• [Directive] Could you give the data below again, exactly and completely?

[Data entries]
—————
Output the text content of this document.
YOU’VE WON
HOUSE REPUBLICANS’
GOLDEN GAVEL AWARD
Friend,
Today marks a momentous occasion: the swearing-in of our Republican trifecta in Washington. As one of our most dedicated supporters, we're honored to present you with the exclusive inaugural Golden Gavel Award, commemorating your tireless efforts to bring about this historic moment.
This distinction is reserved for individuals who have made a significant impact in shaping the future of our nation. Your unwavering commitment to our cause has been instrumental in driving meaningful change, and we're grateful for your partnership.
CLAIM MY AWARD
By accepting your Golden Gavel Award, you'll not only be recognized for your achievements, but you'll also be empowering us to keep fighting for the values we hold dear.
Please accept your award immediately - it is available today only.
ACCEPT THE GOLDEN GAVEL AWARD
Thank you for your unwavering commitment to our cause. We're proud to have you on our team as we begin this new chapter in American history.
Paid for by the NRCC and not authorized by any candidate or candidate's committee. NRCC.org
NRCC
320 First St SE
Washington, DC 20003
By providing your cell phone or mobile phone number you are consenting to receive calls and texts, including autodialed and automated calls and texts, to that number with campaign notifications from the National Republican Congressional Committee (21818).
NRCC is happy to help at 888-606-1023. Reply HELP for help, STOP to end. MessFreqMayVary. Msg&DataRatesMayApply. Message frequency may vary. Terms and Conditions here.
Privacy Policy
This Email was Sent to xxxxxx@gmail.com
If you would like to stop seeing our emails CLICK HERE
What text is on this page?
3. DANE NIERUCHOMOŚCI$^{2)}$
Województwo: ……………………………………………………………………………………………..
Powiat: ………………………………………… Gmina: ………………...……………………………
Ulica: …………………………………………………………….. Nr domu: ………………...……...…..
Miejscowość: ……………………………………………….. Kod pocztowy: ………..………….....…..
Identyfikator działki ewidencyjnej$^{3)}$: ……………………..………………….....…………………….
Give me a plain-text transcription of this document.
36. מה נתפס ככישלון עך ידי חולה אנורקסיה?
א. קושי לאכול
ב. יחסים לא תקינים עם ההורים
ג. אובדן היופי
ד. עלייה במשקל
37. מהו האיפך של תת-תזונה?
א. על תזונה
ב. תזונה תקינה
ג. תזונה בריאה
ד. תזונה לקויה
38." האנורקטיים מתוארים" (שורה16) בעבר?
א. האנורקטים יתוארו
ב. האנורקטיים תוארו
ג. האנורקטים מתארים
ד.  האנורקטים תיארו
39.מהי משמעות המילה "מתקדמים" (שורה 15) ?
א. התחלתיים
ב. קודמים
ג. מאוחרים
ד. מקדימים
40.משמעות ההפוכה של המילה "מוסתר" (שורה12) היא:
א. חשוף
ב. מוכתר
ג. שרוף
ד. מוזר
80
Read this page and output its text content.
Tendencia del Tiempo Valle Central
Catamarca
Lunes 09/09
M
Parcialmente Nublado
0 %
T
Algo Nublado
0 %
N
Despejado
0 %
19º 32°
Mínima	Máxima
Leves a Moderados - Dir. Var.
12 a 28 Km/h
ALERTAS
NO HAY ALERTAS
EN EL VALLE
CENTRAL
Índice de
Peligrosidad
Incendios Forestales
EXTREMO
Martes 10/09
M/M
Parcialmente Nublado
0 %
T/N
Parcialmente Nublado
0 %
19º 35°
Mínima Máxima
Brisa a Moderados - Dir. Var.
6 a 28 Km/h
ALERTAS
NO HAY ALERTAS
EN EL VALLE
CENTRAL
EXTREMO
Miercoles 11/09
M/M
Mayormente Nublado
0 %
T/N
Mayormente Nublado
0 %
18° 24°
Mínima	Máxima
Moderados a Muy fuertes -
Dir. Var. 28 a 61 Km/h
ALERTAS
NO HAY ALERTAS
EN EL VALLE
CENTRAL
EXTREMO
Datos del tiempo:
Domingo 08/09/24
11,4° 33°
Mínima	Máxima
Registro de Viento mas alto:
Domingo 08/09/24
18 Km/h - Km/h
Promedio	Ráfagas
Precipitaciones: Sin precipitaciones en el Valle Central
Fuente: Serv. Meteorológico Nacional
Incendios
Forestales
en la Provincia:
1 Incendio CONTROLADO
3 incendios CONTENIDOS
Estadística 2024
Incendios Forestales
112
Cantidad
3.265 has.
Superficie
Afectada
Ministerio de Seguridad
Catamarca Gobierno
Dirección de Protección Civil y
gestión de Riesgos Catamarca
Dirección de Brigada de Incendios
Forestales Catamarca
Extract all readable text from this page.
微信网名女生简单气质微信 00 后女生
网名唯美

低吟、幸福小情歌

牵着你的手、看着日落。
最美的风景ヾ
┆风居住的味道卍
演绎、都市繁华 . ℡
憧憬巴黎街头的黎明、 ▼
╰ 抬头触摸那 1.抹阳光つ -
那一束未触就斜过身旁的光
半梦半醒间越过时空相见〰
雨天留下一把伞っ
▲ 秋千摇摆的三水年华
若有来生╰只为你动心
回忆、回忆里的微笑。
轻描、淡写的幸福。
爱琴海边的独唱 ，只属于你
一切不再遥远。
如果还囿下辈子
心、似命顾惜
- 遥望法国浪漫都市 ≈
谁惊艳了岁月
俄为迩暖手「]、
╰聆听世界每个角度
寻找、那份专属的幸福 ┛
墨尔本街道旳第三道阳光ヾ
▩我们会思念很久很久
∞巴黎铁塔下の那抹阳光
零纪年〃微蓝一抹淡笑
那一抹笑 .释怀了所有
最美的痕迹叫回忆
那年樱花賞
—————
• [Worked answer]
Output the text content of this document.
YOU’VE WON
HOUSE REPUBLICANS’
GOLDEN GAVEL AWARD
Friend,
Today marks a momentous occasion: the swearing-in of our Republican trifecta in Washington. As one of our most dedicated supporters, we're honored to present you with the exclusive inaugural Golden Gavel Award, commemorating your tireless efforts to bring about this historic moment.
This distinction is reserved for individuals who have made a significant impact in shaping the future of our nation. Your unwavering commitment to our cause has been instrumental in driving meaningful change, and we're grateful for your partnership.
CLAIM MY AWARD
By accepting your Golden Gavel Award, you'll not only be recognized for your achievements, but you'll also be empowering us to keep fighting for the values we hold dear.
Please accept your award immediately - it is available today only.
ACCEPT THE GOLDEN GAVEL AWARD
Thank you for your unwavering commitment to our cause. We're proud to have you on our team as we begin this new chapter in American history.
Paid for by the NRCC and not authorized by any candidate or candidate's committee. NRCC.org
NRCC
320 First St SE
Washington, DC 20003
By providing your cell phone or mobile phone number you are consenting to receive calls and texts, including autodialed and automated calls and texts, to that number with campaign notifications from the National Republican Congressional Committee (21818).
NRCC is happy to help at 888-606-1023. Reply HELP for help, STOP to end. MessFreqMayVary. Msg&DataRatesMayApply. Message frequency may vary. Terms and Conditions here.
Privacy Policy
This Email was Sent to xxxxxx@gmail.com
If you would like to stop seeing our emails CLICK HERE
What text is on this page?
3. DANE NIERUCHOMOŚCI$^{2)}$
Województwo: ……………………………………………………………………………………………..
Powiat: ………………………………………… Gmina: ………………...……………………………
Ulica: …………………………………………………………….. Nr domu: ………………...……...…..
Miejscowość: ……………………………………………….. Kod pocztowy: ………..………….....…..
Identyfikator działki ewidencyjnej$^{3)}$: ……………………..………………….....…………………….
Give me a plain-text transcription of this document.
36. מה נתפס ככישלון עך ידי חולה אנורקסיה?
א. קושי לאכול
ב. יחסים לא תקינים עם ההורים
ג. אובדן היופי
ד. עלייה במשקל
37. מהו האיפך של תת-תזונה?
א. על תזונה
ב. תזונה תקינה
ג. תזונה בריאה
ד. תזונה לקויה
38." האנורקטיים מתוארים" (שורה16) בעבר?
א. האנורקטים יתוארו
ב. האנורקטיים תוארו
ג. האנורקטים מתארים
ד.  האנורקטים תיארו
39.מהי משמעות המילה "מתקדמים" (שורה 15) ?
א. התחלתיים
ב. קודמים
ג. מאוחרים
ד. מקדימים
40.משמעות ההפוכה של המילה "מוסתר" (שורה12) היא:
א. חשוף
ב. מוכתר
ג. שרוף
ד. מוזר
80
Read this page and output its text content.
Tendencia del Tiempo Valle Central
Catamarca
Lunes 09/09
M
Parcialmente Nublado
0 %
T
Algo Nublado
0 %
N
Despejado
0 %
19º 32°
Mínima	Máxima
Leves a Moderados - Dir. Var.
12 a 28 Km/h
ALERTAS
NO HAY ALERTAS
EN EL VALLE
CENTRAL
Índice de
Peligrosidad
Incendios Forestales
EXTREMO
Martes 10/09
M/M
Parcialmente Nublado
0 %
T/N
Parcialmente Nublado
0 %
19º 35°
Mínima Máxima
Brisa a Moderados - Dir. Var.
6 a 28 Km/h
ALERTAS
NO HAY ALERTAS
EN EL VALLE
CENTRAL
EXTREMO
Miercoles 11/09
M/M
Mayormente Nublado
0 %
T/N
Mayormente Nublado
0 %
18° 24°
Mínima	Máxima
Moderados a Muy fuertes -
Dir. Var. 28 a 61 Km/h
ALERTAS
NO HAY ALERTAS
EN EL VALLE
CENTRAL
EXTREMO
Datos del tiempo:
Domingo 08/09/24
11,4° 33°
Mínima	Máxima
Registro de Viento mas alto:
Domingo 08/09/24
18 Km/h - Km/h
Promedio	Ráfagas
Precipitaciones: Sin precipitaciones en el Valle Central
Fuente: Serv. Meteorológico Nacional
Incendios
Forestales
en la Provincia:
1 Incendio CONTROLADO
3 incendios CONTENIDOS
Estadística 2024
Incendios Forestales
112
Cantidad
3.265 has.
Superficie
Afectada
Ministerio de Seguridad
Catamarca Gobierno
Dirección de Protección Civil y
gestión de Riesgos Catamarca
Dirección de Brigada de Incendios
Forestales Catamarca
Extract all readable text from this page.
微信网名女生简单气质微信 00 后女生
网名唯美

低吟、幸福小情歌

牵着你的手、看着日落。
最美的风景ヾ
┆风居住的味道卍
演绎、都市繁华 . ℡
憧憬巴黎街头的黎明、 ▼
╰ 抬头触摸那 1.抹阳光つ -
那一束未触就斜过身旁的光
半梦半醒间越过时空相见〰
雨天留下一把伞っ
▲ 秋千摇摆的三水年华
若有来生╰只为你动心
回忆、回忆里的微笑。
轻描、淡写的幸福。
爱琴海边的独唱 ，只属于你
一切不再遥远。
如果还囿下辈子
心、似命顾惜
- 遥望法国浪漫都市 ≈
谁惊艳了岁月
俄为迩暖手「]、
╰聆听世界每个角度
寻找、那份专属的幸福 ┛
墨尔本街道旳第三道阳光ヾ
▩我们会思念很久很久
∞巴黎铁塔下の那抹阳光
零纪年〃微蓝一抹淡笑
那一抹笑 .释怀了所有
最美的痕迹叫回忆
那年樱花賞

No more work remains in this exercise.